BEGIN Raw records

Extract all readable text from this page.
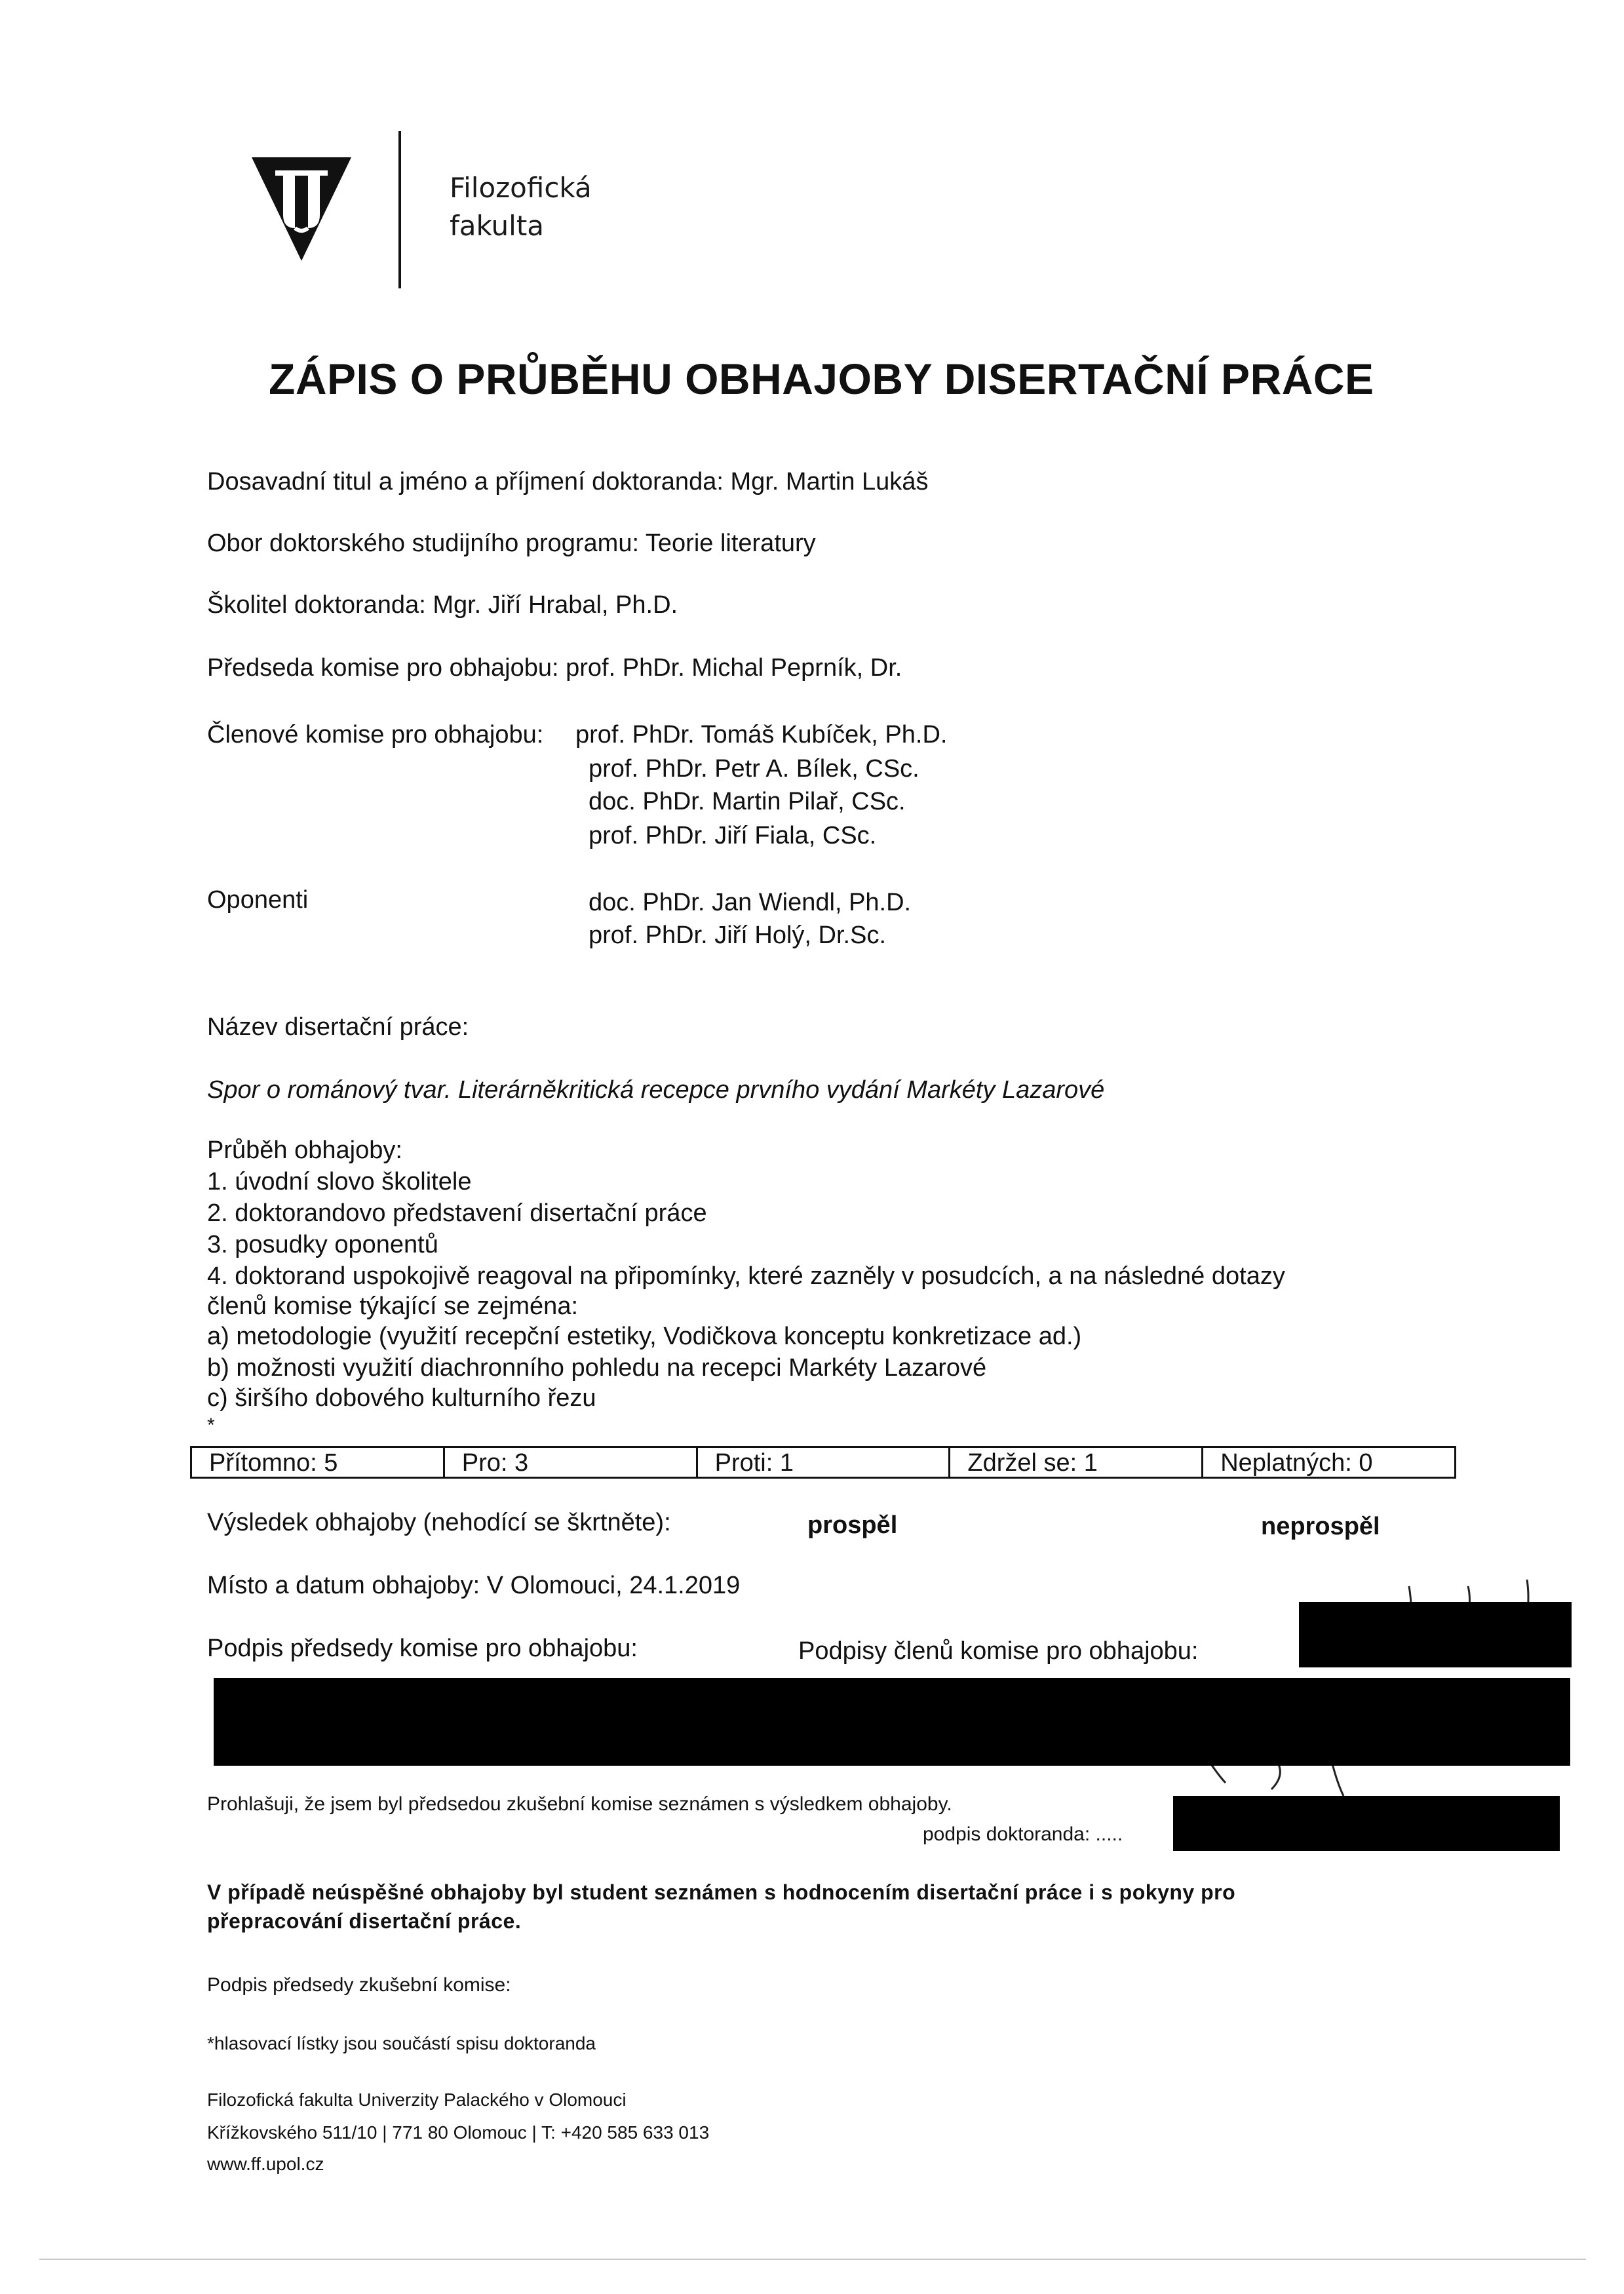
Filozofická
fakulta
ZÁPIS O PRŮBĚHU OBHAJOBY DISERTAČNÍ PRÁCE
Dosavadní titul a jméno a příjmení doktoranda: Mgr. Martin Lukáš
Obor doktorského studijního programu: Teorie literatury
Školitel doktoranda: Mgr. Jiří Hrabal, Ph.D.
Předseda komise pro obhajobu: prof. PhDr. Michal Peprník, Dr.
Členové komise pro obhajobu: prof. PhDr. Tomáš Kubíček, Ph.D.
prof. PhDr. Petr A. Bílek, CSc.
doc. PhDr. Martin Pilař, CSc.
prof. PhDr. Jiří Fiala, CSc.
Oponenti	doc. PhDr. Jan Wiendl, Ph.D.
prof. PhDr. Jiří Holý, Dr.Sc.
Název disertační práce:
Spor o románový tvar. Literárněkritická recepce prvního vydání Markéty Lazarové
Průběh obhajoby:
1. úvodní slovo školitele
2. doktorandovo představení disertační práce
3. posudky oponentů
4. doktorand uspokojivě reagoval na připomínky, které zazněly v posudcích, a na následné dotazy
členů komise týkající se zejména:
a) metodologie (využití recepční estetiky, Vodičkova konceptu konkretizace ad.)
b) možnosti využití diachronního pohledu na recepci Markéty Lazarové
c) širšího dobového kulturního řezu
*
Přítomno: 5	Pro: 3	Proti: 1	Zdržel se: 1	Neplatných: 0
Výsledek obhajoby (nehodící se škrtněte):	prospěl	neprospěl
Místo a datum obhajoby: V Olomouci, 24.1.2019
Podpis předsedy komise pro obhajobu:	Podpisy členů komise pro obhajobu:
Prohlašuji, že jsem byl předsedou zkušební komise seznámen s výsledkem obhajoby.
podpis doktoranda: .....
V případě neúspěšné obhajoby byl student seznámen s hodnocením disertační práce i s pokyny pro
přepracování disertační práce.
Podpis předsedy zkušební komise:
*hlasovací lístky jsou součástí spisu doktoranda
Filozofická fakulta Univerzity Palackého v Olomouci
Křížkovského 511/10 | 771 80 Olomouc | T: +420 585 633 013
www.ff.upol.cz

END Raw records

Problem:
Nothing but the pictures may be dropped; output the records above exactly.

Solution to this problem:
Extract all readable text from this page.
Filozofická
fakulta
ZÁPIS O PRŮBĚHU OBHAJOBY DISERTAČNÍ PRÁCE
Dosavadní titul a jméno a příjmení doktoranda: Mgr. Martin Lukáš
Obor doktorského studijního programu: Teorie literatury
Školitel doktoranda: Mgr. Jiří Hrabal, Ph.D.
Předseda komise pro obhajobu: prof. PhDr. Michal Peprník, Dr.
Členové komise pro obhajobu: prof. PhDr. Tomáš Kubíček, Ph.D.
prof. PhDr. Petr A. Bílek, CSc.
doc. PhDr. Martin Pilař, CSc.
prof. PhDr. Jiří Fiala, CSc.
Oponenti	doc. PhDr. Jan Wiendl, Ph.D.
prof. PhDr. Jiří Holý, Dr.Sc.
Název disertační práce:
Spor o románový tvar. Literárněkritická recepce prvního vydání Markéty Lazarové
Průběh obhajoby:
1. úvodní slovo školitele
2. doktorandovo představení disertační práce
3. posudky oponentů
4. doktorand uspokojivě reagoval na připomínky, které zazněly v posudcích, a na následné dotazy
členů komise týkající se zejména:
a) metodologie (využití recepční estetiky, Vodičkova konceptu konkretizace ad.)
b) možnosti využití diachronního pohledu na recepci Markéty Lazarové
c) širšího dobového kulturního řezu
*
Přítomno: 5	Pro: 3	Proti: 1	Zdržel se: 1	Neplatných: 0
Výsledek obhajoby (nehodící se škrtněte):	prospěl	neprospěl
Místo a datum obhajoby: V Olomouci, 24.1.2019
Podpis předsedy komise pro obhajobu:	Podpisy členů komise pro obhajobu:
Prohlašuji, že jsem byl předsedou zkušební komise seznámen s výsledkem obhajoby.
podpis doktoranda: .....
V případě neúspěšné obhajoby byl student seznámen s hodnocením disertační práce i s pokyny pro
přepracování disertační práce.
Podpis předsedy zkušební komise:
*hlasovací lístky jsou součástí spisu doktoranda
Filozofická fakulta Univerzity Palackého v Olomouci
Křížkovského 511/10 | 771 80 Olomouc | T: +420 585 633 013
www.ff.upol.cz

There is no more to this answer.